SHORT PROBLEM »
Return each line containing the string "material".

DATA ENTRIES »
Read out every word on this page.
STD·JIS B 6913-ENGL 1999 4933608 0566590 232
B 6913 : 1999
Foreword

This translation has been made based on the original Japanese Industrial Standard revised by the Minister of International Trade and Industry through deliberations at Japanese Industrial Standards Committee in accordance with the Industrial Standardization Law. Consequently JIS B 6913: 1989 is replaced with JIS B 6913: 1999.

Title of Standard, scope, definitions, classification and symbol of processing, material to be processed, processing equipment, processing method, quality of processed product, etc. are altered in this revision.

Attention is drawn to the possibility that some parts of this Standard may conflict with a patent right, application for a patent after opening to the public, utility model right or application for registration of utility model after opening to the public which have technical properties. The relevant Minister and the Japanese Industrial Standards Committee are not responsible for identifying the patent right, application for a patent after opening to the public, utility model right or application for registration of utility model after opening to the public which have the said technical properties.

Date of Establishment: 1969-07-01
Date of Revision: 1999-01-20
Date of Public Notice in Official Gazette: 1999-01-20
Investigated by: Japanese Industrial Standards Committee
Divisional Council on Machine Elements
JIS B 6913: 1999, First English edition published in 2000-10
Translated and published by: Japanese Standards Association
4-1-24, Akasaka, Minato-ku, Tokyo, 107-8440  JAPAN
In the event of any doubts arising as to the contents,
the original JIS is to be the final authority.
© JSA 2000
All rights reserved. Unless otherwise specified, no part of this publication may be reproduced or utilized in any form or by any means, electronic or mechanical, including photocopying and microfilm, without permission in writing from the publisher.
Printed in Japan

==

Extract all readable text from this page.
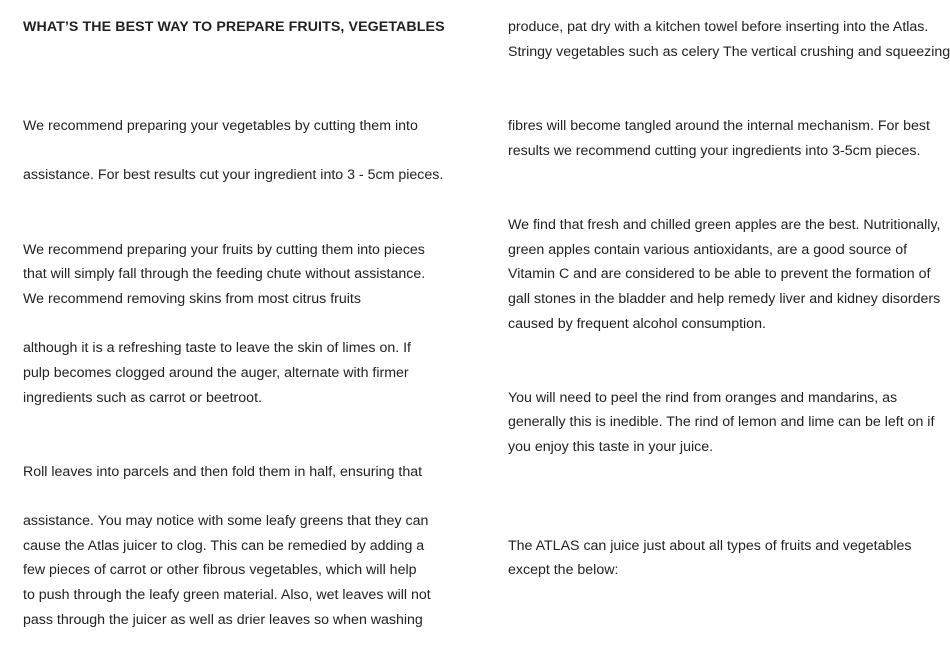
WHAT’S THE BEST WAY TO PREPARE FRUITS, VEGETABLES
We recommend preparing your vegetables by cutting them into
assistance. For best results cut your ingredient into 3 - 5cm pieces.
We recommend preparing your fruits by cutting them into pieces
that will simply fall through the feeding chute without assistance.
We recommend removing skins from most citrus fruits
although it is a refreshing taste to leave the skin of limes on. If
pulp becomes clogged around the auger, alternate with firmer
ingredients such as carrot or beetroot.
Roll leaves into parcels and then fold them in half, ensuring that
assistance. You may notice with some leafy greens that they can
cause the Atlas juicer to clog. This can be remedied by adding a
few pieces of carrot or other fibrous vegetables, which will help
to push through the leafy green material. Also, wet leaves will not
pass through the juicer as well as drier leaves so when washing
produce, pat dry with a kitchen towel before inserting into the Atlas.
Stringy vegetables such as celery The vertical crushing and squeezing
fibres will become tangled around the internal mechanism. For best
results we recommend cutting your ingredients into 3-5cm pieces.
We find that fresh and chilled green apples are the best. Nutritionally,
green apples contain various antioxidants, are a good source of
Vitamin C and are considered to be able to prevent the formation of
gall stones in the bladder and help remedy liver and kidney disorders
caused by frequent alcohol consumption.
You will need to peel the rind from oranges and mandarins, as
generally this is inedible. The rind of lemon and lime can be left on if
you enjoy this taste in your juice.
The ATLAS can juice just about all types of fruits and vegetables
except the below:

...

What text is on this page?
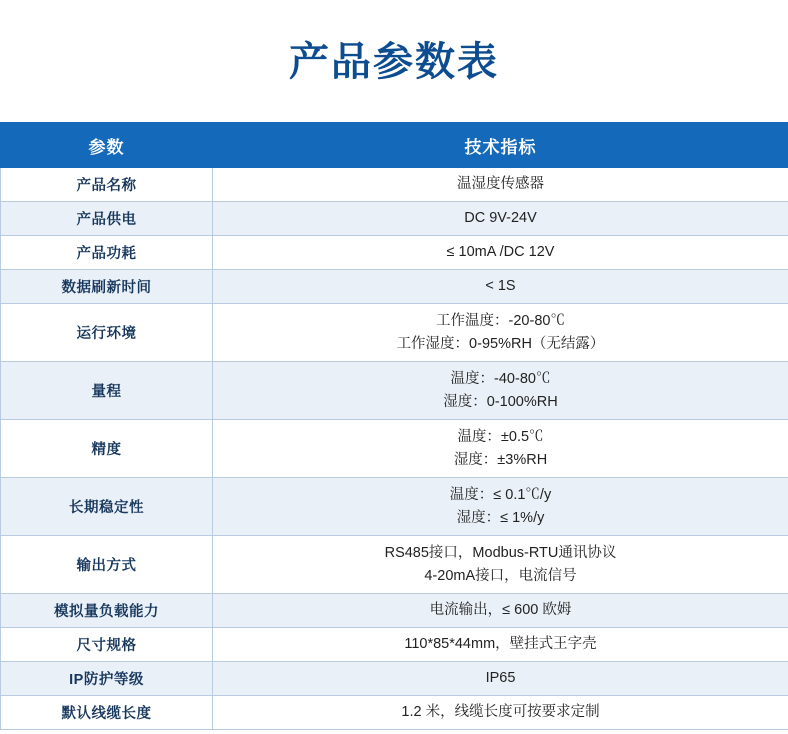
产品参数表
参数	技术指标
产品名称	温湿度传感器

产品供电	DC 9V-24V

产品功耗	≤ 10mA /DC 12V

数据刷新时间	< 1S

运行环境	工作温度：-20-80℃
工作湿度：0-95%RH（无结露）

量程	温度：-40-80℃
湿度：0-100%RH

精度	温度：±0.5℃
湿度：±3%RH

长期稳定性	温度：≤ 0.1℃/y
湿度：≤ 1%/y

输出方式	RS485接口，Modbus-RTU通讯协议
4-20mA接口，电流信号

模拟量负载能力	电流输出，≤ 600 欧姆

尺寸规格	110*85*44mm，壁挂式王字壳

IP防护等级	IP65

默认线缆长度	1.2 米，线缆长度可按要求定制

PROBLEM SOLUTION »
Title of Standard, scope, definitions, classification and symbol of processing, material to be processed, processing equipment, processing method, quality of processed product, etc. are altered in this revision.
to push through the leafy green material. Also, wet leaves will not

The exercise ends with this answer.